> **GIVEN INSTRUCTION**
Transcribe the data that follows precisely, omitting nothing.

[Stored entries]
______

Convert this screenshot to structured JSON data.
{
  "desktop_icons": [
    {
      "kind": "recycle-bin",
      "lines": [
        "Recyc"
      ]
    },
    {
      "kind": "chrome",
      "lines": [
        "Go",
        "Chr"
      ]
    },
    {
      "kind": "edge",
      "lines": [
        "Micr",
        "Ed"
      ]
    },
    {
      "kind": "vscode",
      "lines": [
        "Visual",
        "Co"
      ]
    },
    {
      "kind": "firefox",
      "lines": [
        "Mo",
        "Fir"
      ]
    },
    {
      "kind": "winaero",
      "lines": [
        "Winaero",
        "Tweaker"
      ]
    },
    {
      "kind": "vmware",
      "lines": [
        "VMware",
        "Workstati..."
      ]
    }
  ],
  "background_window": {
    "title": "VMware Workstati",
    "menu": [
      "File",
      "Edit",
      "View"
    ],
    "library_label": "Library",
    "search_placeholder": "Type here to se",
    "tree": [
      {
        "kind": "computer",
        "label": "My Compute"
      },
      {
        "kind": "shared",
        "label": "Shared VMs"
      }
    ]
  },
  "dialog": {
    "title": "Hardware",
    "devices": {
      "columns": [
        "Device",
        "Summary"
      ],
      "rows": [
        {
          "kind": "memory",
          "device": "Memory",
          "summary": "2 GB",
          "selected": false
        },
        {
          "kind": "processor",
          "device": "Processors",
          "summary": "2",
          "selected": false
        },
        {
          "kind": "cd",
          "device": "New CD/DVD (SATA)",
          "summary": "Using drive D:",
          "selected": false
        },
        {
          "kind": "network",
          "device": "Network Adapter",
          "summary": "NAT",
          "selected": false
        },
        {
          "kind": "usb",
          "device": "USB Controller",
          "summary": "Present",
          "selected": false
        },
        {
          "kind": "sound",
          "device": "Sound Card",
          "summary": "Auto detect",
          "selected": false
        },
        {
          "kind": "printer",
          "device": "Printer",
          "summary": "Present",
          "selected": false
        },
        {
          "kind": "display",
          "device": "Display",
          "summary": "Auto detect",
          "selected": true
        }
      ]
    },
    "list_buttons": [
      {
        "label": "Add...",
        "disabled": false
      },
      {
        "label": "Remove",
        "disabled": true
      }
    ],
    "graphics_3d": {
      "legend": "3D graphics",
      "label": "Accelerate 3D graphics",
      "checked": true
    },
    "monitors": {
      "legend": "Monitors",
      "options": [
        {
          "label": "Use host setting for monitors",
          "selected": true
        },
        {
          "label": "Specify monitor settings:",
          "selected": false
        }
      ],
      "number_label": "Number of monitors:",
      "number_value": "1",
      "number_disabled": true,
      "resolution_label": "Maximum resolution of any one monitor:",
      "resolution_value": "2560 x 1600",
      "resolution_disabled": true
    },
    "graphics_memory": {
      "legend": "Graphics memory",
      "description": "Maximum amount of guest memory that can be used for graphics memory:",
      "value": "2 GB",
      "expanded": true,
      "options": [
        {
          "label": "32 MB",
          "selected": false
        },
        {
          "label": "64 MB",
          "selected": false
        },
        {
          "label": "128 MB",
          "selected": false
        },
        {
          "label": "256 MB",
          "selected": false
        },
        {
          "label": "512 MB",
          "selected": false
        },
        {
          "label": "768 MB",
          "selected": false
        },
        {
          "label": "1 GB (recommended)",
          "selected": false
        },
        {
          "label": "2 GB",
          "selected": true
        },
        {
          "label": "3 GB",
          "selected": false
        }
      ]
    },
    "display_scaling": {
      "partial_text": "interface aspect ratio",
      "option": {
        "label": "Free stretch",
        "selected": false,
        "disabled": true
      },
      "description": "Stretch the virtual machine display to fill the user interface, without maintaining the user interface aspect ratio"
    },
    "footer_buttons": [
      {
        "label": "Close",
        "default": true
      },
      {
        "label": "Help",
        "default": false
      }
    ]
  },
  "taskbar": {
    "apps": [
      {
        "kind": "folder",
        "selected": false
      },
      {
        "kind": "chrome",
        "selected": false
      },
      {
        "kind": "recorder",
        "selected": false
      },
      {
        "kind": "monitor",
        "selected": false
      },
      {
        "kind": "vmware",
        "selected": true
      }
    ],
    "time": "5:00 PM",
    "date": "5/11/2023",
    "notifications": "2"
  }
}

______

> **ANSWER**
Convert this screenshot to structured JSON data.
{
  "desktop_icons": [
    {
      "kind": "recycle-bin",
      "lines": [
        "Recyc"
      ]
    },
    {
      "kind": "chrome",
      "lines": [
        "Go",
        "Chr"
      ]
    },
    {
      "kind": "edge",
      "lines": [
        "Micr",
        "Ed"
      ]
    },
    {
      "kind": "vscode",
      "lines": [
        "Visual",
        "Co"
      ]
    },
    {
      "kind": "firefox",
      "lines": [
        "Mo",
        "Fir"
      ]
    },
    {
      "kind": "winaero",
      "lines": [
        "Winaero",
        "Tweaker"
      ]
    },
    {
      "kind": "vmware",
      "lines": [
        "VMware",
        "Workstati..."
      ]
    }
  ],
  "background_window": {
    "title": "VMware Workstati",
    "menu": [
      "File",
      "Edit",
      "View"
    ],
    "library_label": "Library",
    "search_placeholder": "Type here to se",
    "tree": [
      {
        "kind": "computer",
        "label": "My Compute"
      },
      {
        "kind": "shared",
        "label": "Shared VMs"
      }
    ]
  },
  "dialog": {
    "title": "Hardware",
    "devices": {
      "columns": [
        "Device",
        "Summary"
      ],
      "rows": [
        {
          "kind": "memory",
          "device": "Memory",
          "summary": "2 GB",
          "selected": false
        },
        {
          "kind": "processor",
          "device": "Processors",
          "summary": "2",
          "selected": false
        },
        {
          "kind": "cd",
          "device": "New CD/DVD (SATA)",
          "summary": "Using drive D:",
          "selected": false
        },
        {
          "kind": "network",
          "device": "Network Adapter",
          "summary": "NAT",
          "selected": false
        },
        {
          "kind": "usb",
          "device": "USB Controller",
          "summary": "Present",
          "selected": false
        },
        {
          "kind": "sound",
          "device": "Sound Card",
          "summary": "Auto detect",
          "selected": false
        },
        {
          "kind": "printer",
          "device": "Printer",
          "summary": "Present",
          "selected": false
        },
        {
          "kind": "display",
          "device": "Display",
          "summary": "Auto detect",
          "selected": true
        }
      ]
    },
    "list_buttons": [
      {
        "label": "Add...",
        "disabled": false
      },
      {
        "label": "Remove",
        "disabled": true
      }
    ],
    "graphics_3d": {
      "legend": "3D graphics",
      "label": "Accelerate 3D graphics",
      "checked": true
    },
    "monitors": {
      "legend": "Monitors",
      "options": [
        {
          "label": "Use host setting for monitors",
          "selected": true
        },
        {
          "label": "Specify monitor settings:",
          "selected": false
        }
      ],
      "number_label": "Number of monitors:",
      "number_value": "1",
      "number_disabled": true,
      "resolution_label": "Maximum resolution of any one monitor:",
      "resolution_value": "2560 x 1600",
      "resolution_disabled": true
    },
    "graphics_memory": {
      "legend": "Graphics memory",
      "description": "Maximum amount of guest memory that can be used for graphics memory:",
      "value": "2 GB",
      "expanded": true,
      "options": [
        {
          "label": "32 MB",
          "selected": false
        },
        {
          "label": "64 MB",
          "selected": false
        },
        {
          "label": "128 MB",
          "selected": false
        },
        {
          "label": "256 MB",
          "selected": false
        },
        {
          "label": "512 MB",
          "selected": false
        },
        {
          "label": "768 MB",
          "selected": false
        },
        {
          "label": "1 GB (recommended)",
          "selected": false
        },
        {
          "label": "2 GB",
          "selected": true
        },
        {
          "label": "3 GB",
          "selected": false
        }
      ]
    },
    "display_scaling": {
      "partial_text": "interface aspect ratio",
      "option": {
        "label": "Free stretch",
        "selected": false,
        "disabled": true
      },
      "description": "Stretch the virtual machine display to fill the user interface, without maintaining the user interface aspect ratio"
    },
    "footer_buttons": [
      {
        "label": "Close",
        "default": true
      },
      {
        "label": "Help",
        "default": false
      }
    ]
  },
  "taskbar": {
    "apps": [
      {
        "kind": "folder",
        "selected": false
      },
      {
        "kind": "chrome",
        "selected": false
      },
      {
        "kind": "recorder",
        "selected": false
      },
      {
        "kind": "monitor",
        "selected": false
      },
      {
        "kind": "vmware",
        "selected": true
      }
    ],
    "time": "5:00 PM",
    "date": "5/11/2023",
    "notifications": "2"
  }
}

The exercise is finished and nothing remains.